__Collection entries__.

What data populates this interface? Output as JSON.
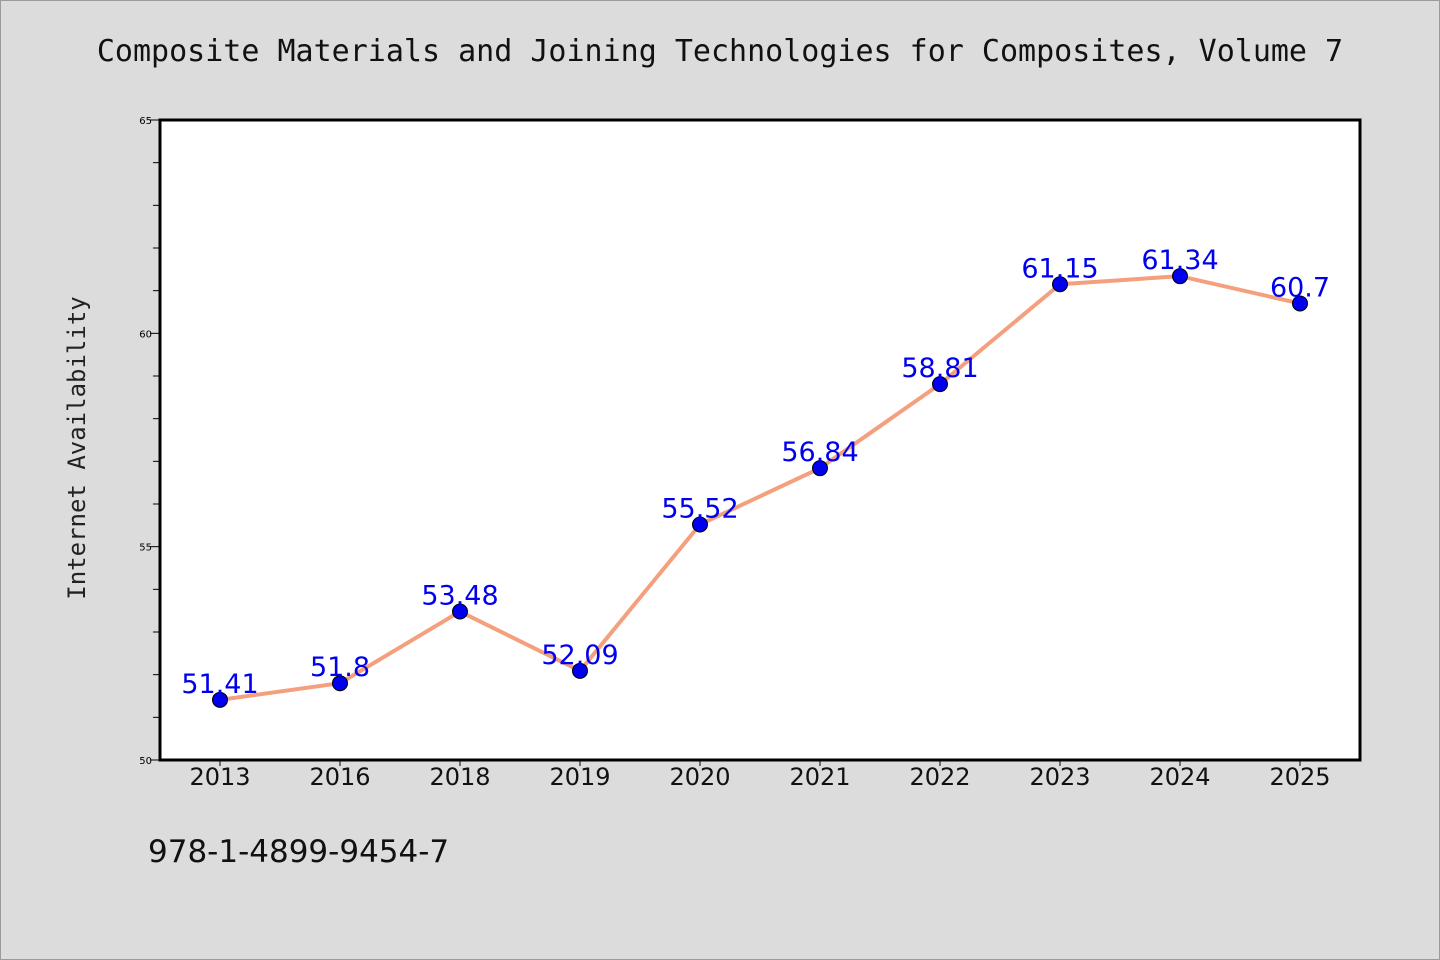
{
  "chart_data": {
    "type": "line",
    "title": "Composite Materials and Joining Technologies for Composites, Volume 7",
    "xlabel": "",
    "ylabel": "Internet Availability",
    "categories": [
      "2013",
      "2016",
      "2018",
      "2019",
      "2020",
      "2021",
      "2022",
      "2023",
      "2024",
      "2025"
    ],
    "values": [
      51.41,
      51.8,
      53.48,
      52.09,
      55.52,
      56.84,
      58.81,
      61.15,
      61.34,
      60.7
    ],
    "data_labels": [
      "51.41",
      "51.8",
      "53.48",
      "52.09",
      "55.52",
      "56.84",
      "58.81",
      "61.15",
      "61.34",
      "60.7"
    ],
    "ylim": [
      50,
      65
    ],
    "y_ticks": [
      50,
      55,
      60,
      65
    ],
    "y_tick_labels": [
      "50",
      "55",
      "60",
      "65"
    ],
    "grid": false,
    "colors": {
      "line": "#f4a07e",
      "marker": "#0000ee",
      "label": "#0000ee"
    }
  },
  "footer_text": "978-1-4899-9454-7"
}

__Short task__. Write out the material above again, word for word, minus its pictures.

__Result__.
What data populates this interface? Output as JSON.
{
  "chart_data": {
    "type": "line",
    "title": "Composite Materials and Joining Technologies for Composites, Volume 7",
    "xlabel": "",
    "ylabel": "Internet Availability",
    "categories": [
      "2013",
      "2016",
      "2018",
      "2019",
      "2020",
      "2021",
      "2022",
      "2023",
      "2024",
      "2025"
    ],
    "values": [
      51.41,
      51.8,
      53.48,
      52.09,
      55.52,
      56.84,
      58.81,
      61.15,
      61.34,
      60.7
    ],
    "data_labels": [
      "51.41",
      "51.8",
      "53.48",
      "52.09",
      "55.52",
      "56.84",
      "58.81",
      "61.15",
      "61.34",
      "60.7"
    ],
    "ylim": [
      50,
      65
    ],
    "y_ticks": [
      50,
      55,
      60,
      65
    ],
    "y_tick_labels": [
      "50",
      "55",
      "60",
      "65"
    ],
    "grid": false,
    "colors": {
      "line": "#f4a07e",
      "marker": "#0000ee",
      "label": "#0000ee"
    }
  },
  "footer_text": "978-1-4899-9454-7"
}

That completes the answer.